[What you need to do] Lines holding the string "frac" are the ones to copy; find them all in the data.

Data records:
⁂

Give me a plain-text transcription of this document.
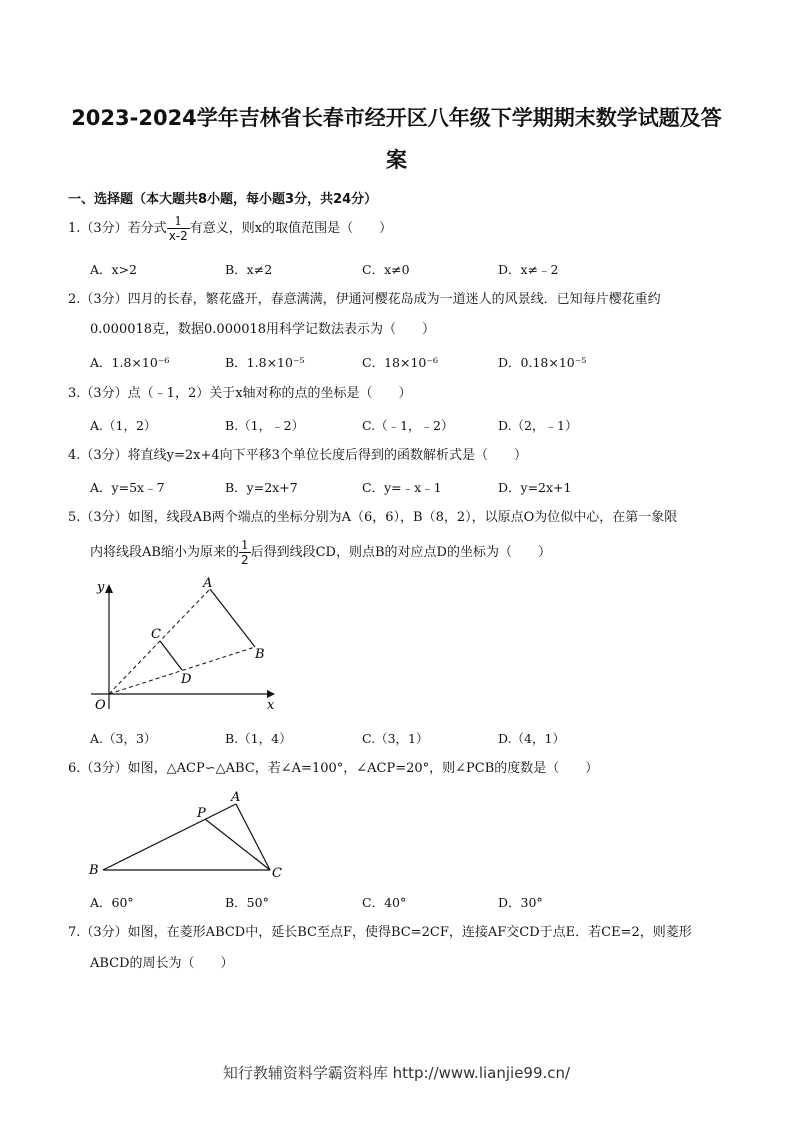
2023-2024学年吉林省长春市经开区八年级下学期期末数学试题及答
案
一、选择题（本大题共8小题，每小题3分，共24分）
1.（3分）若分式 $\frac{1}{x-2}$ 有意义，则x的取值范围是（　　）
A．x>2	B．x≠2	C．x≠0	D．x≠﹣2
2.（3分）四月的长春，繁花盛开，春意满满，伊通河樱花岛成为一道迷人的风景线．已知每片樱花重约
0.000018克，数据0.000018用科学记数法表示为（　　）
A．1.8×10⁻⁶	B．1.8×10⁻⁵	C．18×10⁻⁶	D．0.18×10⁻⁵
3.（3分）点（﹣1，2）关于x轴对称的点的坐标是（　　）
A.（1，2）	B.（1，﹣2）	C.（﹣1，﹣2）	D.（2，﹣1）
4.（3分）将直线y=2x+4向下平移3个单位长度后得到的函数解析式是（　　）
A．y=5x﹣7	B．y=2x+7	C．y=﹣x﹣1	D．y=2x+1
5.（3分）如图，线段AB两个端点的坐标分别为A（6，6），B（8，2），以原点O为位似中心，在第一象限
内将线段AB缩小为原来的 $\frac{1}{2}$ 后得到线段CD，则点B的对应点D的坐标为（　　）
y
x
O
A
B
C
D
A.（3，3）	B.（1，4）	C.（3，1）	D.（4，1）
6.（3分）如图，△ACP∽△ABC，若∠A=100°，∠ACP=20°，则∠PCB的度数是（　　）
A
P
B	C
A．60°	B．50°	C．40°	D．30°
7.（3分）如图，在菱形ABCD中，延长BC至点F，使得BC=2CF，连接AF交CD于点E．若CE=2，则菱形
ABCD的周长为（　　）
知行教辅资料学霸资料库 http://www.lianjie99.cn/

⁂

[Finished exercise]
1.（3分）若分式 $\frac{1}{x-2}$ 有意义，则x的取值范围是（　　）
内将线段AB缩小为原来的 $\frac{1}{2}$ 后得到线段CD，则点B的对应点D的坐标为（　　）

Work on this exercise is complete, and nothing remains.